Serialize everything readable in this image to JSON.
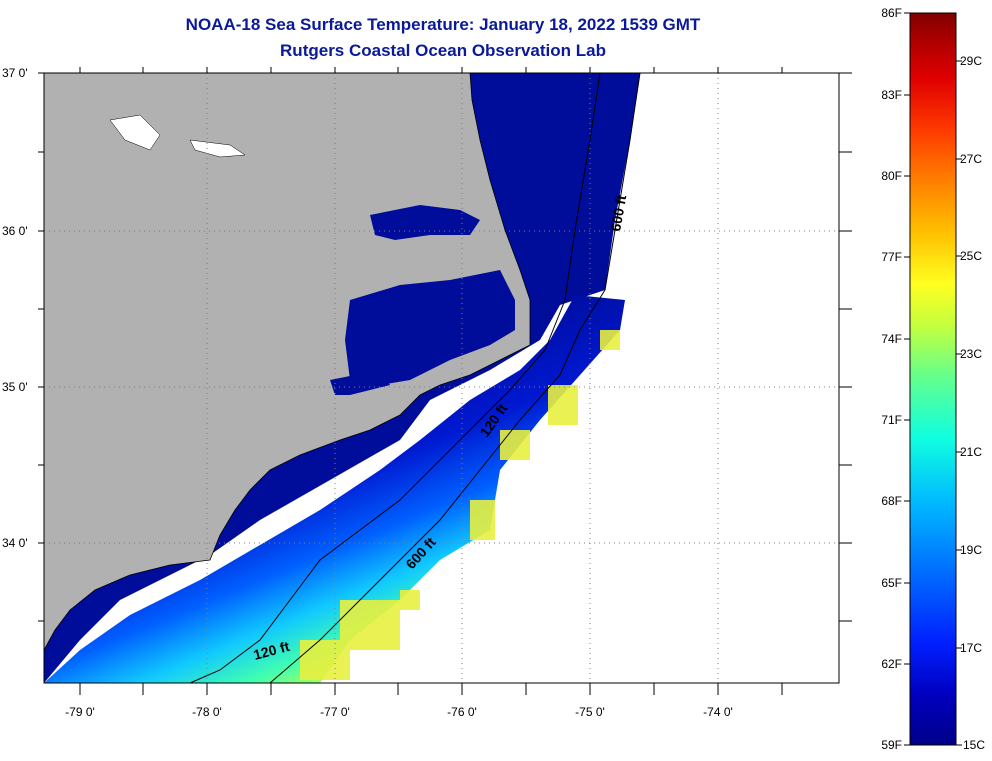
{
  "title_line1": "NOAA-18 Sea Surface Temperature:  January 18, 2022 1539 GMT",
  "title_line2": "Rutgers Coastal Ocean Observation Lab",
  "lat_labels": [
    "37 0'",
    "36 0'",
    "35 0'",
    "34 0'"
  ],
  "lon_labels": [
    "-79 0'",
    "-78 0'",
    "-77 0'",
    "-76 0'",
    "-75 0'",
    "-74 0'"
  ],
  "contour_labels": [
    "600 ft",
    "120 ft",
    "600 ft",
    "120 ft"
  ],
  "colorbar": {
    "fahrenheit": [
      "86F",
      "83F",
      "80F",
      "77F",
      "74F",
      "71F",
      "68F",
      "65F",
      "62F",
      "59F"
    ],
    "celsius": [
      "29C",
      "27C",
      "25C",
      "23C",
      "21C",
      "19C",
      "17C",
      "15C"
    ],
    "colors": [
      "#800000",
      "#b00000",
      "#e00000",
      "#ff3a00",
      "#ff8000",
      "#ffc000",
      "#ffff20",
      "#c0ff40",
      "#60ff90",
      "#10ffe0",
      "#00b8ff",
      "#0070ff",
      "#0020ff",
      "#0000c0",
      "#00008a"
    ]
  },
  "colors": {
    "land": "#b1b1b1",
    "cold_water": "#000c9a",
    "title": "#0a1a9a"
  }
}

──────────

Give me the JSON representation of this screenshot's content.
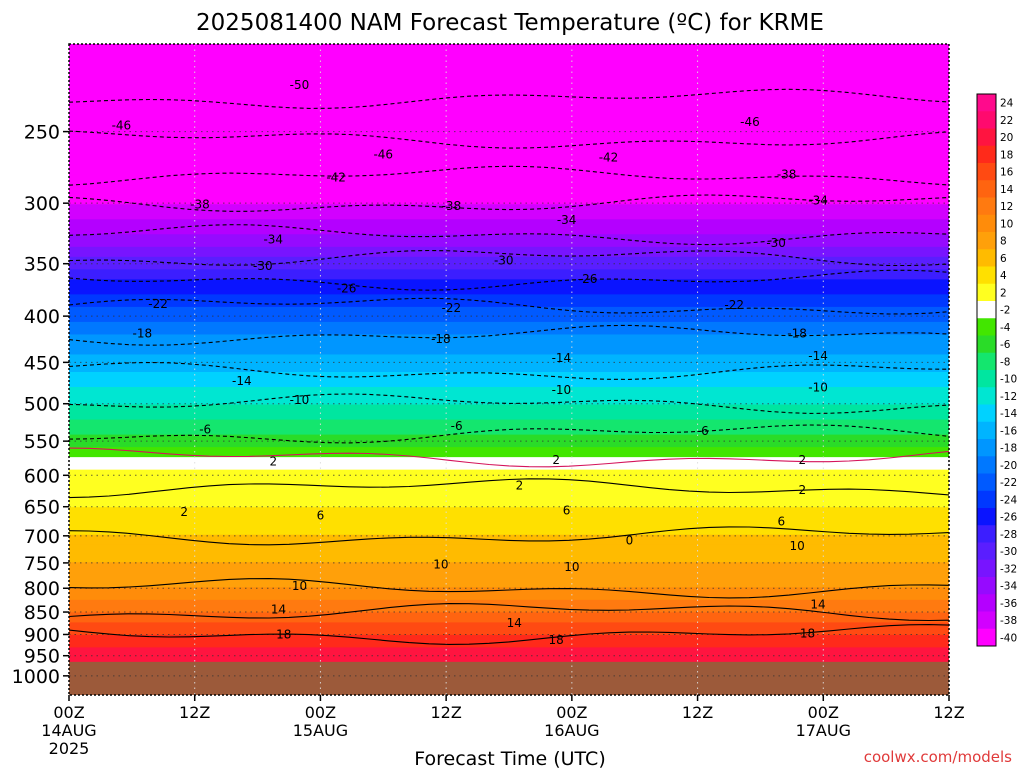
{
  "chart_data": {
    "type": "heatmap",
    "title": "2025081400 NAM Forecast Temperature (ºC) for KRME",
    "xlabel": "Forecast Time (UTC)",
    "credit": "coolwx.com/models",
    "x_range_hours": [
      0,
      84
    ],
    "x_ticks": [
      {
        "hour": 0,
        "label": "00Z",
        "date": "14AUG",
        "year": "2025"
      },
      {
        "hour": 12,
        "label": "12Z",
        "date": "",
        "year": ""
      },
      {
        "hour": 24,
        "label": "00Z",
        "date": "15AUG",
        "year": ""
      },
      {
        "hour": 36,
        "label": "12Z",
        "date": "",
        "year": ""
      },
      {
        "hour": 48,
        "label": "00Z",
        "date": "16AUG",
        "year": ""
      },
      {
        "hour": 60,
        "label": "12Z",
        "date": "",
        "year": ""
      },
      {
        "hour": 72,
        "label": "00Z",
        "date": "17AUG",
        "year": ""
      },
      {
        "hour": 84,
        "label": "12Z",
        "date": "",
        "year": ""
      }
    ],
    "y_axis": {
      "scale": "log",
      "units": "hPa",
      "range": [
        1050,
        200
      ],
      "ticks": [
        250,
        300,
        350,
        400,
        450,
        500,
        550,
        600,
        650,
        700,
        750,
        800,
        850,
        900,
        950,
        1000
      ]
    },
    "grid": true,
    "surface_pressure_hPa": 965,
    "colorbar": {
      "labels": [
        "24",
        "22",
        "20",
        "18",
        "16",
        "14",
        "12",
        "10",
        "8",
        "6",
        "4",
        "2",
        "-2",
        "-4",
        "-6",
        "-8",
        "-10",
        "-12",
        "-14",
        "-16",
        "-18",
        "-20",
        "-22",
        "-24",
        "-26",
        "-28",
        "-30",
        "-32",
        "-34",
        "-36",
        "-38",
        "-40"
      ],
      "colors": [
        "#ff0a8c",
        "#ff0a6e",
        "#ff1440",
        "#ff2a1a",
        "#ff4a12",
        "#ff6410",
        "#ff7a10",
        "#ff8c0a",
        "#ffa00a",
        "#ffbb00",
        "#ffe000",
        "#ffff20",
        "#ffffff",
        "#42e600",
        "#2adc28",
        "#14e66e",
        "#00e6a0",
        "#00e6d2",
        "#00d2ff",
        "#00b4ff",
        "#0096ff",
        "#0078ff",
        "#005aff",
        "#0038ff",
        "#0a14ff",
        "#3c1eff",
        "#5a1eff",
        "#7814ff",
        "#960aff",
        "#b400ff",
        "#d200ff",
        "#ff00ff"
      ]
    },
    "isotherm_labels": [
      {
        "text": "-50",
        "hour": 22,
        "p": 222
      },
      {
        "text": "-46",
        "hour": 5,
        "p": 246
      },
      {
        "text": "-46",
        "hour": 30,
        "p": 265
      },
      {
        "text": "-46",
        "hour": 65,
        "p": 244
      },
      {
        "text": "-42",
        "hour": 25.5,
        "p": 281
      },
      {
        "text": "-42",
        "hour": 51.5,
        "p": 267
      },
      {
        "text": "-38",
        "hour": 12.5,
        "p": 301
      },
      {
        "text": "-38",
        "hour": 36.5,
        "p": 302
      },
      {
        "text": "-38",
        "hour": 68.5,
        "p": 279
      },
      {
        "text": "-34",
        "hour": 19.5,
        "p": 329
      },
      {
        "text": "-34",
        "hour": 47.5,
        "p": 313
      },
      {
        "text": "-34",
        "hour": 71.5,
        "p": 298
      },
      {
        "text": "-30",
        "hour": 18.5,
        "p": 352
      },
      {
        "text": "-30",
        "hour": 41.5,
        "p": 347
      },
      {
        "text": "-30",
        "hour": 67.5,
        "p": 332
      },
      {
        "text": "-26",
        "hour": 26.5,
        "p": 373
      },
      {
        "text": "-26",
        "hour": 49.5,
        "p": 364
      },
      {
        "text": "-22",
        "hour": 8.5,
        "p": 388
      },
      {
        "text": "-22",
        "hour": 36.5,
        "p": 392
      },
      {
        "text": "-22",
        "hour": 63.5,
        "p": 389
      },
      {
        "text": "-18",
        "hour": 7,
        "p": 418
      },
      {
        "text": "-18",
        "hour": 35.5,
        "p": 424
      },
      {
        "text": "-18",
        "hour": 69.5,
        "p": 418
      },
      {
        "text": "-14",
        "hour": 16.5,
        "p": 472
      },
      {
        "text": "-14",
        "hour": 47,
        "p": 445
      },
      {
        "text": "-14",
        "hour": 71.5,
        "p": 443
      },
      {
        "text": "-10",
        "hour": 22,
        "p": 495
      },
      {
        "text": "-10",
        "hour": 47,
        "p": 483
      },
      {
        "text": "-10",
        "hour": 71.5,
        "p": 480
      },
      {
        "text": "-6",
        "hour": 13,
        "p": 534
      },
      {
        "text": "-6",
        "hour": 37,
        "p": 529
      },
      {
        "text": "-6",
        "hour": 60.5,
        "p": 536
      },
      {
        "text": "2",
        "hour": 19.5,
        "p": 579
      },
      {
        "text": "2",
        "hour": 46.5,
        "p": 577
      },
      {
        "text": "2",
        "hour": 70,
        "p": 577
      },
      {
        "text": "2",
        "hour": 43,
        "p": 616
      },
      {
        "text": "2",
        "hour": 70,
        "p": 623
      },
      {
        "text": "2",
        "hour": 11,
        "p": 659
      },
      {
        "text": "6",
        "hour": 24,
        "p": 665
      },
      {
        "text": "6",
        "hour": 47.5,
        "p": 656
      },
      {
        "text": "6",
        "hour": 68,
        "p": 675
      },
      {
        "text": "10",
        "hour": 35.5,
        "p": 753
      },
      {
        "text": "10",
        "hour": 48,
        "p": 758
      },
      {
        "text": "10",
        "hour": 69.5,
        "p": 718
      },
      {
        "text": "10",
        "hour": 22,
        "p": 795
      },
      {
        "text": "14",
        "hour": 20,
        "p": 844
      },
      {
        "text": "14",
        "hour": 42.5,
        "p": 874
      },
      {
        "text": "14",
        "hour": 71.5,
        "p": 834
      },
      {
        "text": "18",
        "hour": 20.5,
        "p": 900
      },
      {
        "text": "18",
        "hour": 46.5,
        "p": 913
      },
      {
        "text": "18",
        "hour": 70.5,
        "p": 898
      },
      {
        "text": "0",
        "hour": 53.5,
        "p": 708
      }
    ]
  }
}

──────────

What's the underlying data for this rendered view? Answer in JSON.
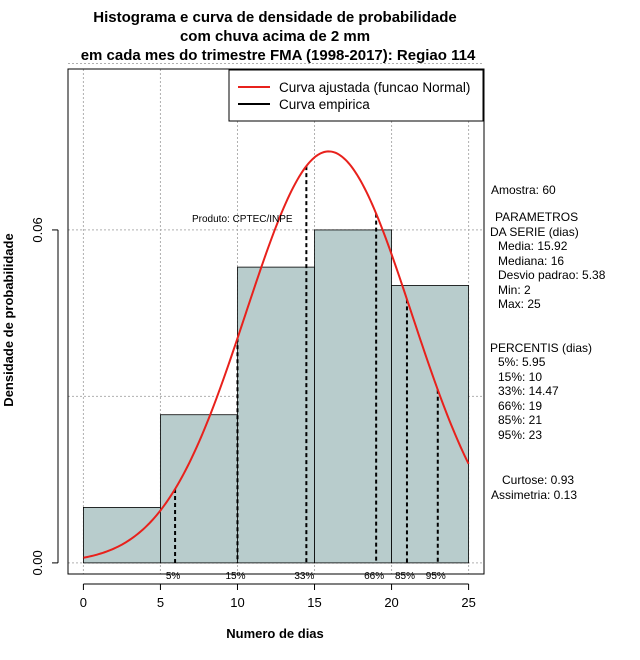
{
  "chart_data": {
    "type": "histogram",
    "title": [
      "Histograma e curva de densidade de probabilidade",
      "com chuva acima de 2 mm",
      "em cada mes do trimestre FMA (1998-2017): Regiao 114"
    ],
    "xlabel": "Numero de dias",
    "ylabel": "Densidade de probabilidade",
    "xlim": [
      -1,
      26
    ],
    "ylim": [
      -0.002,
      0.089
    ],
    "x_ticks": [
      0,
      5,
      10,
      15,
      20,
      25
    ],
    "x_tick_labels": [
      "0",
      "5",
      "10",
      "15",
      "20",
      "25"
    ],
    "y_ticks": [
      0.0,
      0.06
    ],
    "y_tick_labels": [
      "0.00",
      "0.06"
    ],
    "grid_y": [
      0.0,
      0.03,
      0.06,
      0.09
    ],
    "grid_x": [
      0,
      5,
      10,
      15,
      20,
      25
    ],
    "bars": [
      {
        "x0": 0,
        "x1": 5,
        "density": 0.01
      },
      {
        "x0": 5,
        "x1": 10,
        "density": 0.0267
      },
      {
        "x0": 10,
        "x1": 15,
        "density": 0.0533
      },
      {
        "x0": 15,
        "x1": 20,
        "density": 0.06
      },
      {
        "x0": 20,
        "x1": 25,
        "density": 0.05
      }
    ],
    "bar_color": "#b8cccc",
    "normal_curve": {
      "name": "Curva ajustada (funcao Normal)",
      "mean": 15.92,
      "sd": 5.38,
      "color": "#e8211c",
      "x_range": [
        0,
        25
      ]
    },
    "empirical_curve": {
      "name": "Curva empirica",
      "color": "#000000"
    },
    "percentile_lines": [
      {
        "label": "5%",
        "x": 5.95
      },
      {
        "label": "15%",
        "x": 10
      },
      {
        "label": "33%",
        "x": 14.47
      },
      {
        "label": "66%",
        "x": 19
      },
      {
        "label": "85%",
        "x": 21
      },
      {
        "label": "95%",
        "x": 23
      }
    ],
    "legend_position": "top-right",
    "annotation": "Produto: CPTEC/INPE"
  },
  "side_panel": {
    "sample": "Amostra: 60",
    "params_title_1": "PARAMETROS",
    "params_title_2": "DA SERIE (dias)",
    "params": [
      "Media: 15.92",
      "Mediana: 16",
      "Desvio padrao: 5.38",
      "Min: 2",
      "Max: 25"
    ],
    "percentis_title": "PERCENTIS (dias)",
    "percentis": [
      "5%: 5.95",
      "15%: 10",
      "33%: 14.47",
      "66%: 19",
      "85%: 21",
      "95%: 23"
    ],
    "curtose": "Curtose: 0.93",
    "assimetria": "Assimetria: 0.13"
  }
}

──────────

Locate all lines in the listing above with the word "dias". Copy them.

    "xlabel": "Numero de dias",
    "params_title_2": "DA SERIE (dias)",
    "percentis_title": "PERCENTIS (dias)",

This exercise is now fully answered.